[start of Provided records]
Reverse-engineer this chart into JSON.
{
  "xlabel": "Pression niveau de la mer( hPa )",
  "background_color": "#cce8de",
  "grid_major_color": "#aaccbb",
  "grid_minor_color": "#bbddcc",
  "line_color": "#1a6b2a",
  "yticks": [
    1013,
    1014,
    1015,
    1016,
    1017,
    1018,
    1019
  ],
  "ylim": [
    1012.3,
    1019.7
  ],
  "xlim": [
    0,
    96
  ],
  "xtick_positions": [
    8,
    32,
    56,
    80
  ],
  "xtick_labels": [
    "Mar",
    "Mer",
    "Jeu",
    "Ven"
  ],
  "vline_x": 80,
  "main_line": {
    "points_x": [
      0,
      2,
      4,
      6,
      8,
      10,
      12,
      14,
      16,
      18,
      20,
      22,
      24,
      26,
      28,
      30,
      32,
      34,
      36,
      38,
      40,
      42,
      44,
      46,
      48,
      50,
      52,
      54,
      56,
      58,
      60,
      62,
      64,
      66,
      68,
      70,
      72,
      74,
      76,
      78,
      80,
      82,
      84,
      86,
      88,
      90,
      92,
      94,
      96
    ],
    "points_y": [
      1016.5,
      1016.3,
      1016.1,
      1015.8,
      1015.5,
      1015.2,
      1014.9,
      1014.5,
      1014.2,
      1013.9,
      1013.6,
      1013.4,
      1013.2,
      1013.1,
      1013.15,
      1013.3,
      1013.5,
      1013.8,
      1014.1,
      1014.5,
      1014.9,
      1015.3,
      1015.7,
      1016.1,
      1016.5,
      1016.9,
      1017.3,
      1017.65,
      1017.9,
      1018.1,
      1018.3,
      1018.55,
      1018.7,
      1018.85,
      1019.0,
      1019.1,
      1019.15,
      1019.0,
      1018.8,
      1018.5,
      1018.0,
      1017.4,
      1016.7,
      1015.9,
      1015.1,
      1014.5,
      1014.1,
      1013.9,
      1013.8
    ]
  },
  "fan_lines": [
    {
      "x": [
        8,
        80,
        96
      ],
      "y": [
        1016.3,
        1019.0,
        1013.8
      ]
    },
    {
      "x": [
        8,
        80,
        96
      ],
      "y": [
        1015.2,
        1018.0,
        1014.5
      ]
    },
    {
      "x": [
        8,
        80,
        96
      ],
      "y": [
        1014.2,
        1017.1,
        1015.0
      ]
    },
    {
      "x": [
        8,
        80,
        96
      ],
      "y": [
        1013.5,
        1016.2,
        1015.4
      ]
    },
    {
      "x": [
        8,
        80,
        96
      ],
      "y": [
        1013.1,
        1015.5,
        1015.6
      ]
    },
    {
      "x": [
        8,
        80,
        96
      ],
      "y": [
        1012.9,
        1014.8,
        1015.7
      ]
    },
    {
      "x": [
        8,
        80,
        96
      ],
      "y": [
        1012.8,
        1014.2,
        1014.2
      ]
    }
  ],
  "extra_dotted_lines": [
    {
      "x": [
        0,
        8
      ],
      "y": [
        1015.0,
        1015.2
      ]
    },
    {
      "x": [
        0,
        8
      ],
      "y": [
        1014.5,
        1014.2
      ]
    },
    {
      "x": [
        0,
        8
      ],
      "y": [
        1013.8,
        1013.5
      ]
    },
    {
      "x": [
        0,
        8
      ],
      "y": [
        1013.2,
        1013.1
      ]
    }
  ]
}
[end of Provided records]
Write out all the data again, exactly as it appears.

Reverse-engineer this chart into JSON.
{
  "xlabel": "Pression niveau de la mer( hPa )",
  "background_color": "#cce8de",
  "grid_major_color": "#aaccbb",
  "grid_minor_color": "#bbddcc",
  "line_color": "#1a6b2a",
  "yticks": [
    1013,
    1014,
    1015,
    1016,
    1017,
    1018,
    1019
  ],
  "ylim": [
    1012.3,
    1019.7
  ],
  "xlim": [
    0,
    96
  ],
  "xtick_positions": [
    8,
    32,
    56,
    80
  ],
  "xtick_labels": [
    "Mar",
    "Mer",
    "Jeu",
    "Ven"
  ],
  "vline_x": 80,
  "main_line": {
    "points_x": [
      0,
      2,
      4,
      6,
      8,
      10,
      12,
      14,
      16,
      18,
      20,
      22,
      24,
      26,
      28,
      30,
      32,
      34,
      36,
      38,
      40,
      42,
      44,
      46,
      48,
      50,
      52,
      54,
      56,
      58,
      60,
      62,
      64,
      66,
      68,
      70,
      72,
      74,
      76,
      78,
      80,
      82,
      84,
      86,
      88,
      90,
      92,
      94,
      96
    ],
    "points_y": [
      1016.5,
      1016.3,
      1016.1,
      1015.8,
      1015.5,
      1015.2,
      1014.9,
      1014.5,
      1014.2,
      1013.9,
      1013.6,
      1013.4,
      1013.2,
      1013.1,
      1013.15,
      1013.3,
      1013.5,
      1013.8,
      1014.1,
      1014.5,
      1014.9,
      1015.3,
      1015.7,
      1016.1,
      1016.5,
      1016.9,
      1017.3,
      1017.65,
      1017.9,
      1018.1,
      1018.3,
      1018.55,
      1018.7,
      1018.85,
      1019.0,
      1019.1,
      1019.15,
      1019.0,
      1018.8,
      1018.5,
      1018.0,
      1017.4,
      1016.7,
      1015.9,
      1015.1,
      1014.5,
      1014.1,
      1013.9,
      1013.8
    ]
  },
  "fan_lines": [
    {
      "x": [
        8,
        80,
        96
      ],
      "y": [
        1016.3,
        1019.0,
        1013.8
      ]
    },
    {
      "x": [
        8,
        80,
        96
      ],
      "y": [
        1015.2,
        1018.0,
        1014.5
      ]
    },
    {
      "x": [
        8,
        80,
        96
      ],
      "y": [
        1014.2,
        1017.1,
        1015.0
      ]
    },
    {
      "x": [
        8,
        80,
        96
      ],
      "y": [
        1013.5,
        1016.2,
        1015.4
      ]
    },
    {
      "x": [
        8,
        80,
        96
      ],
      "y": [
        1013.1,
        1015.5,
        1015.6
      ]
    },
    {
      "x": [
        8,
        80,
        96
      ],
      "y": [
        1012.9,
        1014.8,
        1015.7
      ]
    },
    {
      "x": [
        8,
        80,
        96
      ],
      "y": [
        1012.8,
        1014.2,
        1014.2
      ]
    }
  ],
  "extra_dotted_lines": [
    {
      "x": [
        0,
        8
      ],
      "y": [
        1015.0,
        1015.2
      ]
    },
    {
      "x": [
        0,
        8
      ],
      "y": [
        1014.5,
        1014.2
      ]
    },
    {
      "x": [
        0,
        8
      ],
      "y": [
        1013.8,
        1013.5
      ]
    },
    {
      "x": [
        0,
        8
      ],
      "y": [
        1013.2,
        1013.1
      ]
    }
  ]
}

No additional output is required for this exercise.